**AVAILABLE DATA**.
——————————
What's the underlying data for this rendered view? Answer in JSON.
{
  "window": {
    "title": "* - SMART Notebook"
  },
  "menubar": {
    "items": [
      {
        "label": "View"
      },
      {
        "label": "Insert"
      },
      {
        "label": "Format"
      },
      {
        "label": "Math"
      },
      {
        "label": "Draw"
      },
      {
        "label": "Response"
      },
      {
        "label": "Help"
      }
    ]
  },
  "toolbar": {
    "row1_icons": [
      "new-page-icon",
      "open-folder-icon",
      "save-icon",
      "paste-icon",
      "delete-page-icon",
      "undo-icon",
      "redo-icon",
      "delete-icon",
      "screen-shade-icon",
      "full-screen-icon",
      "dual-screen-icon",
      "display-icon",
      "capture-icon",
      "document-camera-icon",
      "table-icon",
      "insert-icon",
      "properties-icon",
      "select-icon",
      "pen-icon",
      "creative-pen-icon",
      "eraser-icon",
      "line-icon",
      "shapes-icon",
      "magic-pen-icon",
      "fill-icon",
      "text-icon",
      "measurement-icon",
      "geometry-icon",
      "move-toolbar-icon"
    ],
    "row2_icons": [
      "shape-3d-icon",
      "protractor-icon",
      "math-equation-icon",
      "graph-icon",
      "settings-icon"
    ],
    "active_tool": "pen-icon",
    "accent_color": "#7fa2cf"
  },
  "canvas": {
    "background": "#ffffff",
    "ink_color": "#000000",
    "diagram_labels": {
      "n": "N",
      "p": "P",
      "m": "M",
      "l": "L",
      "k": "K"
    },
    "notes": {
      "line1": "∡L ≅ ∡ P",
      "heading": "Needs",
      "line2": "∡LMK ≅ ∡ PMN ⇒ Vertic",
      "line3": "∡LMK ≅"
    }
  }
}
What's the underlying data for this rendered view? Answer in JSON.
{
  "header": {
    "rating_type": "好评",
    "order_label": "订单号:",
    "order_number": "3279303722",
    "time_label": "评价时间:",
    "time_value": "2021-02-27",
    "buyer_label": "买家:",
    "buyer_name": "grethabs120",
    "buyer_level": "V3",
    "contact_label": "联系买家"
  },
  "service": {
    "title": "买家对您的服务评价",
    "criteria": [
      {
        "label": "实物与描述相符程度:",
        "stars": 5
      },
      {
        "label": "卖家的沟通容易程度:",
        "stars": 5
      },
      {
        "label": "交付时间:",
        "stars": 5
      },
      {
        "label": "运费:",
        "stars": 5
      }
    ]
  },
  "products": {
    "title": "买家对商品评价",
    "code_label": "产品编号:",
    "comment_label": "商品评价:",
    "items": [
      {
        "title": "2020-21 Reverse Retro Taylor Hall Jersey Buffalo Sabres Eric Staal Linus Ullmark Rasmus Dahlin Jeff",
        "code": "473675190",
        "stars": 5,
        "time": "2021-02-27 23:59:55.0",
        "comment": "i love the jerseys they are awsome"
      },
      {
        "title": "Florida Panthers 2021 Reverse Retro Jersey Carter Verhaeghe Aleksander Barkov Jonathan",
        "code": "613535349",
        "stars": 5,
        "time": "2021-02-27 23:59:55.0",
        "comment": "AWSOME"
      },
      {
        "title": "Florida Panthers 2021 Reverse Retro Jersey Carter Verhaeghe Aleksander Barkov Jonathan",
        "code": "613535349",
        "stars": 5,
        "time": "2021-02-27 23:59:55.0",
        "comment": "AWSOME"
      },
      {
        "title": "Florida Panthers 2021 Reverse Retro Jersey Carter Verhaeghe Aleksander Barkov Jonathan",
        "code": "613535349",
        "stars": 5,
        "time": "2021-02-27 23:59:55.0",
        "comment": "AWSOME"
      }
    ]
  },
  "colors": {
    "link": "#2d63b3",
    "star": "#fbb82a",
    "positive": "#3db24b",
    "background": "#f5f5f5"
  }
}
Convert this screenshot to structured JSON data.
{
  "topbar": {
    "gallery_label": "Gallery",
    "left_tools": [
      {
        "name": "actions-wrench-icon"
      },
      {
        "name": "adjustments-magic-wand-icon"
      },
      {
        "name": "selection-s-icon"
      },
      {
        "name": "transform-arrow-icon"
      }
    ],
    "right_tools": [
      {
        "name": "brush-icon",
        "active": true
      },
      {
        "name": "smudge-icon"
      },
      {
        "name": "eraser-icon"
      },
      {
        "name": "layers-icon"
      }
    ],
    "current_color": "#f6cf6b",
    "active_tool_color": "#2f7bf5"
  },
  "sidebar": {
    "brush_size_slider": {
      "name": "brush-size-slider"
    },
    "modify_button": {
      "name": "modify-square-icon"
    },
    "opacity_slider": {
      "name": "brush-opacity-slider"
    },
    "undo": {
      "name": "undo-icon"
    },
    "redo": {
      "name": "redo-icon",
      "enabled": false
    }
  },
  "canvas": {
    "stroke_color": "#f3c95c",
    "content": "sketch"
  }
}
——————————
**WRITTEN INSTRUCTION**. Copy each line of the records that contains the word "background".

**ANSWER TO THIS PROBLEM**.
    "background": "#ffffff",
    "background": "#f5f5f5"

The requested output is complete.